Exercise description: Among the entries below, count the lines where the string "about" occurs, and give only the number.

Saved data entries
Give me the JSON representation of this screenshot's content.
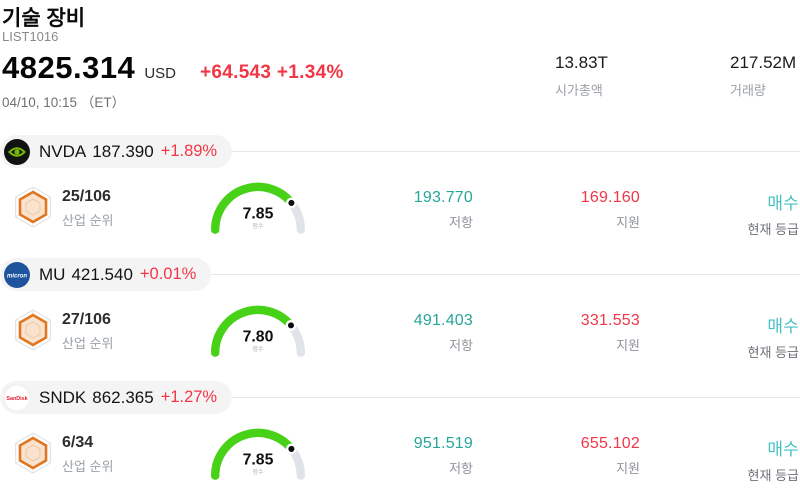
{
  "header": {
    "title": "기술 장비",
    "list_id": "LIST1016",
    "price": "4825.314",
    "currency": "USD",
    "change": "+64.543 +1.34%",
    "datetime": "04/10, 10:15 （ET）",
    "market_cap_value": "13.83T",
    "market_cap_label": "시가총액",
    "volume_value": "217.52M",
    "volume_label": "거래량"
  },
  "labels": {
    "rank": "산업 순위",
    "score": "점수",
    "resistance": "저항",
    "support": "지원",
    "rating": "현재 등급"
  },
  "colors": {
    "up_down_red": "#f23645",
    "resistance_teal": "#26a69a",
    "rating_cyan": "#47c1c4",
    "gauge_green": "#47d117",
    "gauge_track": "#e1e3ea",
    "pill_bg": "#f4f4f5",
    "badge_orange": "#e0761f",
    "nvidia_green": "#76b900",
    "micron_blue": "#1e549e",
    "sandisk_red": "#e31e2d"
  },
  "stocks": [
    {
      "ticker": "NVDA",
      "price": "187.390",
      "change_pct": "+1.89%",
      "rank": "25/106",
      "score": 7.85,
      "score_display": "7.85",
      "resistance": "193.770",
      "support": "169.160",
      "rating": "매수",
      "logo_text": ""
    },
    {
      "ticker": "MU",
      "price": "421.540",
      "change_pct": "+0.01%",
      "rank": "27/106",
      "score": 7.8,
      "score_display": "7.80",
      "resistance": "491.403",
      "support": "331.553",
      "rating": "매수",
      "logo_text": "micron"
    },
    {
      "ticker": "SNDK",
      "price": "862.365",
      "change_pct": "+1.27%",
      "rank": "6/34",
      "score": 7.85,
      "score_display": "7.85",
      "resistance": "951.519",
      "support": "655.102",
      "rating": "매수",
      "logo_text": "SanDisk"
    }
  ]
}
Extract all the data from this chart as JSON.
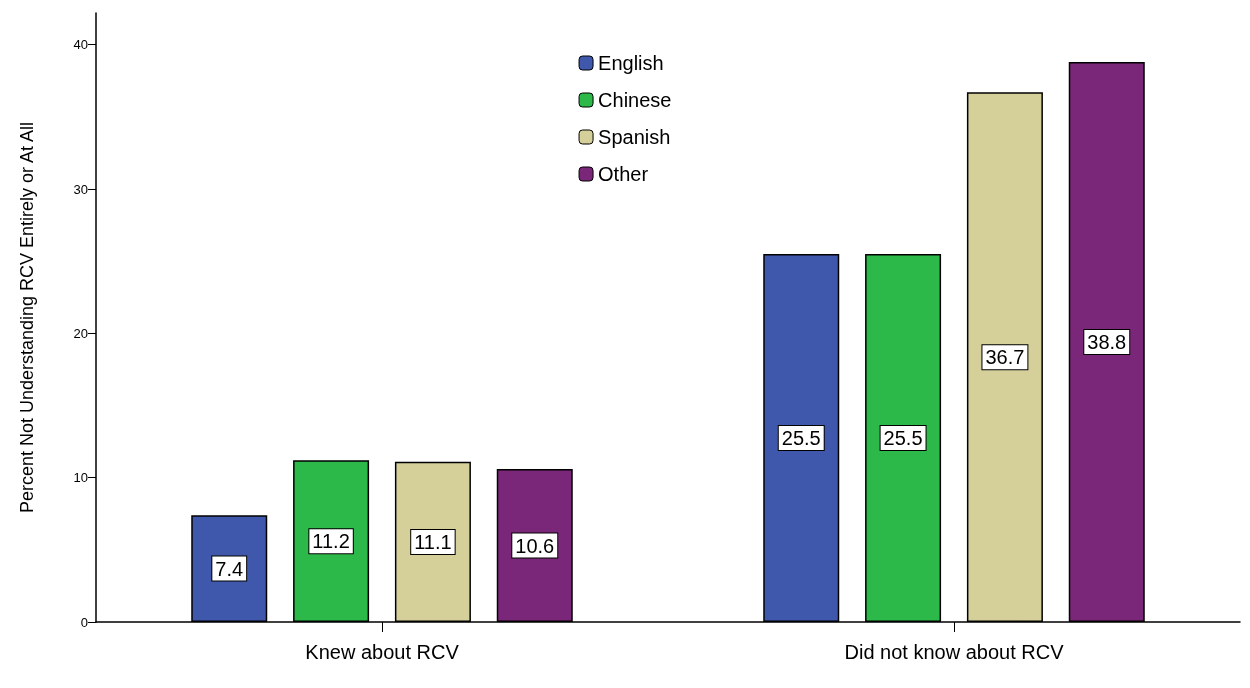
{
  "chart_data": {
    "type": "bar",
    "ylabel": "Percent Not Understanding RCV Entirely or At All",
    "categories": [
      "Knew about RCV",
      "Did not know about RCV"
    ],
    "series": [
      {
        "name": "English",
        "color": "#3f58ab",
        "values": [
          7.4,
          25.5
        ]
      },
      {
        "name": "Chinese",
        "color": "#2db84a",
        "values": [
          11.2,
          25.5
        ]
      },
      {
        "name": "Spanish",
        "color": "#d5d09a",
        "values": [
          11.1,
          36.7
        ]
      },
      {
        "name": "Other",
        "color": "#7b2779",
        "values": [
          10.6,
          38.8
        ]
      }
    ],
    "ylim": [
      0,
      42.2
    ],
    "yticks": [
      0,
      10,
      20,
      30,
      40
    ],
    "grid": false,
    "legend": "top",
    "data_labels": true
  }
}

Written answer: 2